Copy out each line that includes the word "structure".

Dataset entries
• • • •

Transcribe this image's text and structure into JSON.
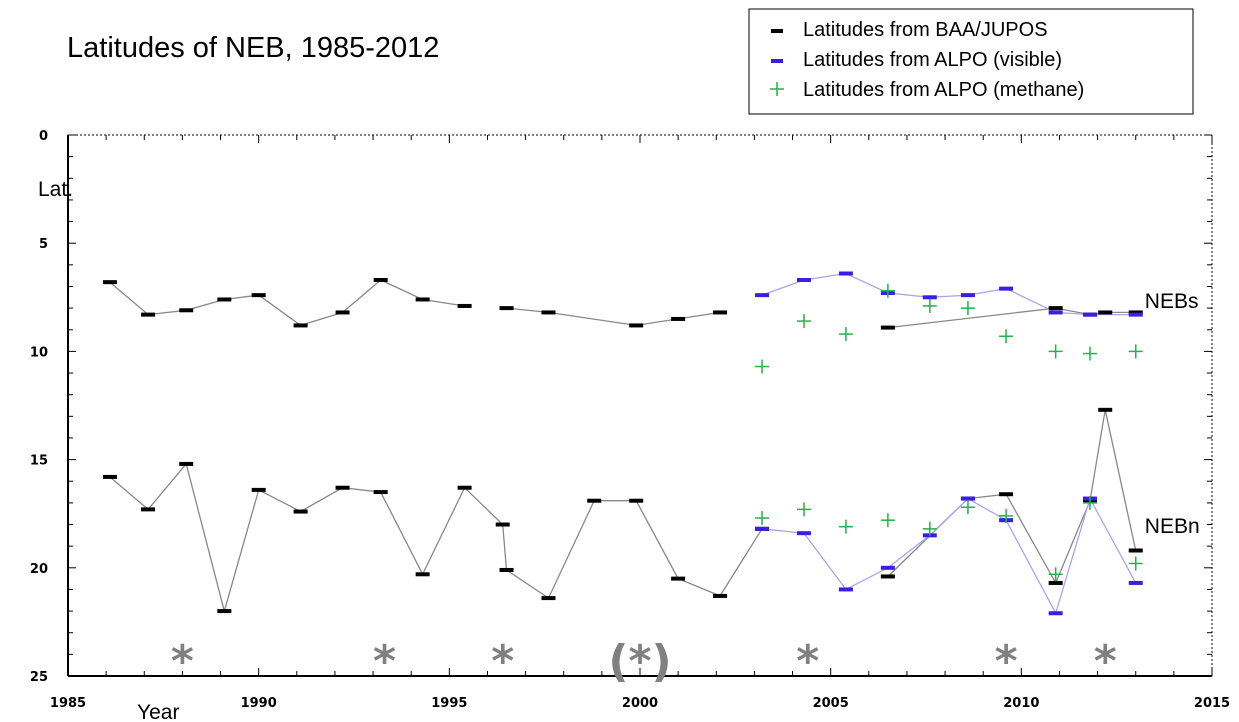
{
  "chart_data": {
    "type": "scatter",
    "title": "Latitudes of NEB, 1985-2012",
    "xlabel": "Year",
    "ylabel": "Lat.",
    "xlim": [
      1985,
      2015
    ],
    "ylim": [
      0,
      25
    ],
    "y_inverted": true,
    "x_ticks": [
      "1985",
      "1990",
      "1995",
      "2000",
      "2005",
      "2010",
      "2015"
    ],
    "y_ticks": [
      "0",
      "5",
      "10",
      "15",
      "20",
      "25"
    ],
    "grid": false,
    "legend_position": "top-right",
    "legend": [
      {
        "label": "Latitudes from BAA/JUPOS",
        "marker": "dash",
        "color": "#000000"
      },
      {
        "label": "Latitudes from ALPO (visible)",
        "marker": "dash",
        "color": "#3a1fe0"
      },
      {
        "label": "Latitudes from ALPO (methane)",
        "marker": "plus",
        "color": "#22b34a"
      }
    ],
    "annotations": [
      {
        "text": "NEBs",
        "x": 2013.5,
        "y": 7.8
      },
      {
        "text": "NEBn",
        "x": 2013.5,
        "y": 18.2
      }
    ],
    "markers": [
      {
        "text": "*",
        "x": 1988.0
      },
      {
        "text": "*",
        "x": 1993.3
      },
      {
        "text": "*",
        "x": 1996.4
      },
      {
        "text": "(*)",
        "x": 2000.0
      },
      {
        "text": "*",
        "x": 2004.4
      },
      {
        "text": "*",
        "x": 2009.6
      },
      {
        "text": "*",
        "x": 2012.2
      }
    ],
    "series": [
      {
        "name": "Latitudes from BAA/JUPOS",
        "color": "#000000",
        "line_color": "#888888",
        "groups": [
          [
            [
              1986.1,
              6.8
            ],
            [
              1987.1,
              8.3
            ],
            [
              1988.1,
              8.1
            ],
            [
              1989.1,
              7.6
            ],
            [
              1990.0,
              7.4
            ],
            [
              1991.1,
              8.8
            ],
            [
              1992.2,
              8.2
            ],
            [
              1993.2,
              6.7
            ],
            [
              1994.3,
              7.6
            ],
            [
              1995.4,
              7.9
            ]
          ],
          [
            [
              1996.5,
              8.0
            ],
            [
              1997.6,
              8.2
            ],
            [
              1999.9,
              8.8
            ],
            [
              2001.0,
              8.5
            ],
            [
              2002.1,
              8.2
            ]
          ],
          [
            [
              2006.5,
              8.9
            ],
            [
              2010.9,
              8.0
            ],
            [
              2011.8,
              8.3
            ],
            [
              2012.2,
              8.2
            ],
            [
              2013.0,
              8.2
            ]
          ],
          [
            [
              1986.1,
              15.8
            ],
            [
              1987.1,
              17.3
            ],
            [
              1988.1,
              15.2
            ],
            [
              1989.1,
              22.0
            ],
            [
              1990.0,
              16.4
            ],
            [
              1991.1,
              17.4
            ],
            [
              1992.2,
              16.3
            ],
            [
              1993.2,
              16.5
            ],
            [
              1994.3,
              20.3
            ],
            [
              1995.4,
              16.3
            ],
            [
              1996.4,
              18.0
            ],
            [
              1996.5,
              20.1
            ],
            [
              1997.6,
              21.4
            ],
            [
              1998.8,
              16.9
            ],
            [
              1999.9,
              16.9
            ],
            [
              2001.0,
              20.5
            ],
            [
              2002.1,
              21.3
            ],
            [
              2003.2,
              18.2
            ]
          ],
          [
            [
              2006.5,
              20.4
            ],
            [
              2008.6,
              16.8
            ],
            [
              2009.6,
              16.6
            ],
            [
              2010.9,
              20.7
            ],
            [
              2011.8,
              16.9
            ],
            [
              2012.2,
              12.7
            ],
            [
              2013.0,
              19.2
            ]
          ]
        ]
      },
      {
        "name": "Latitudes from ALPO (visible)",
        "color": "#3a1fe0",
        "line_color": "#aaa5e8",
        "groups": [
          [
            [
              2003.2,
              7.4
            ],
            [
              2004.3,
              6.7
            ],
            [
              2005.4,
              6.4
            ],
            [
              2006.5,
              7.3
            ],
            [
              2007.6,
              7.5
            ],
            [
              2008.6,
              7.4
            ],
            [
              2009.6,
              7.1
            ],
            [
              2010.9,
              8.2
            ],
            [
              2011.8,
              8.3
            ],
            [
              2013.0,
              8.3
            ]
          ],
          [
            [
              2003.2,
              18.2
            ],
            [
              2004.3,
              18.4
            ],
            [
              2005.4,
              21.0
            ],
            [
              2006.5,
              20.0
            ],
            [
              2007.6,
              18.5
            ],
            [
              2008.6,
              16.8
            ],
            [
              2009.6,
              17.8
            ],
            [
              2010.9,
              22.1
            ],
            [
              2011.8,
              16.8
            ],
            [
              2013.0,
              20.7
            ]
          ]
        ]
      },
      {
        "name": "Latitudes from ALPO (methane)",
        "color": "#22b34a",
        "points": [
          [
            2003.2,
            10.7
          ],
          [
            2004.3,
            8.6
          ],
          [
            2005.4,
            9.2
          ],
          [
            2006.5,
            7.2
          ],
          [
            2007.6,
            7.9
          ],
          [
            2008.6,
            8.0
          ],
          [
            2009.6,
            9.3
          ],
          [
            2010.9,
            10.0
          ],
          [
            2011.8,
            10.1
          ],
          [
            2013.0,
            10.0
          ],
          [
            2003.2,
            17.7
          ],
          [
            2004.3,
            17.3
          ],
          [
            2005.4,
            18.1
          ],
          [
            2006.5,
            17.8
          ],
          [
            2007.6,
            18.2
          ],
          [
            2008.6,
            17.2
          ],
          [
            2009.6,
            17.6
          ],
          [
            2010.9,
            20.3
          ],
          [
            2011.8,
            17.0
          ],
          [
            2013.0,
            19.8
          ]
        ]
      }
    ]
  }
}
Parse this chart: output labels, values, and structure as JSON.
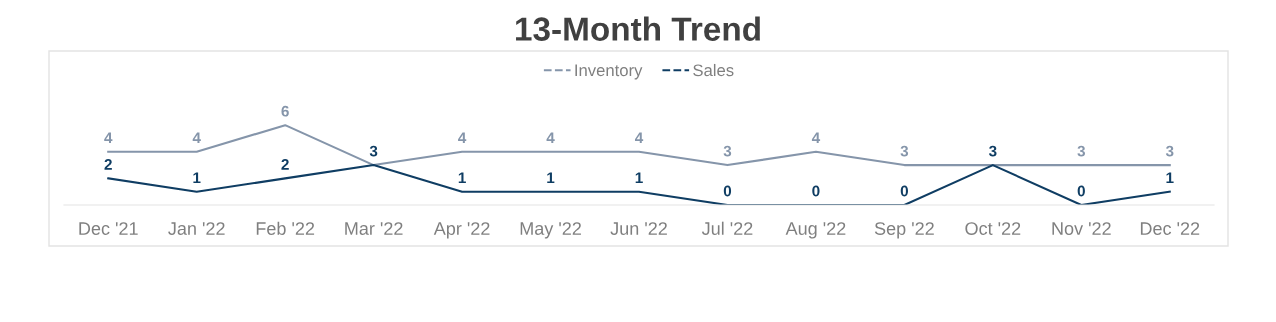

• • • •

• [FULL OUTPUT]:
Transcribe this image's text and structure into JSON.
Parse this chart: output labels, values, and structure as JSON.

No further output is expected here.